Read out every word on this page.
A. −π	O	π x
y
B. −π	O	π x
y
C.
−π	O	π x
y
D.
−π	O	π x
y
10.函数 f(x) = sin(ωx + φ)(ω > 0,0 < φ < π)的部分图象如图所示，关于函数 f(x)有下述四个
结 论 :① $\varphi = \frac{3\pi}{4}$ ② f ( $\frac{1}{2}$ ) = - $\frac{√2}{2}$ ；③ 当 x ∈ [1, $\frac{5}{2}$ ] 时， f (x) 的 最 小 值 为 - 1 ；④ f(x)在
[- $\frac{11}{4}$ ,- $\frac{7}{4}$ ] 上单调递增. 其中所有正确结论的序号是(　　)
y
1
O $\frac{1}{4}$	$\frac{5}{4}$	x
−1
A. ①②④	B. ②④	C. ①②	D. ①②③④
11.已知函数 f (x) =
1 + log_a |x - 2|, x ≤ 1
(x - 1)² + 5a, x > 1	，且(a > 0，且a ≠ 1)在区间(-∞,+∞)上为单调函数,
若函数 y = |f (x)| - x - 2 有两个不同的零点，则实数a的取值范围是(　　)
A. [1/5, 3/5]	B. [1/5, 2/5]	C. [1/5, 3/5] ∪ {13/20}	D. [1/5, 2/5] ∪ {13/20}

######

#### WHAT THE TASK REQUIRES:
Pull out all lines from the entries above in which the word "frac" appears.

#### WRITTEN SOLUTION:
结 论 :① $\varphi = \frac{3\pi}{4}$ ② f ( $\frac{1}{2}$ ) = - $\frac{√2}{2}$ ；③ 当 x ∈ [1, $\frac{5}{2}$ ] 时， f (x) 的 最 小 值 为 - 1 ；④ f(x)在
[- $\frac{11}{4}$ ,- $\frac{7}{4}$ ] 上单调递增. 其中所有正确结论的序号是(　　)
O $\frac{1}{4}$	$\frac{5}{4}$	x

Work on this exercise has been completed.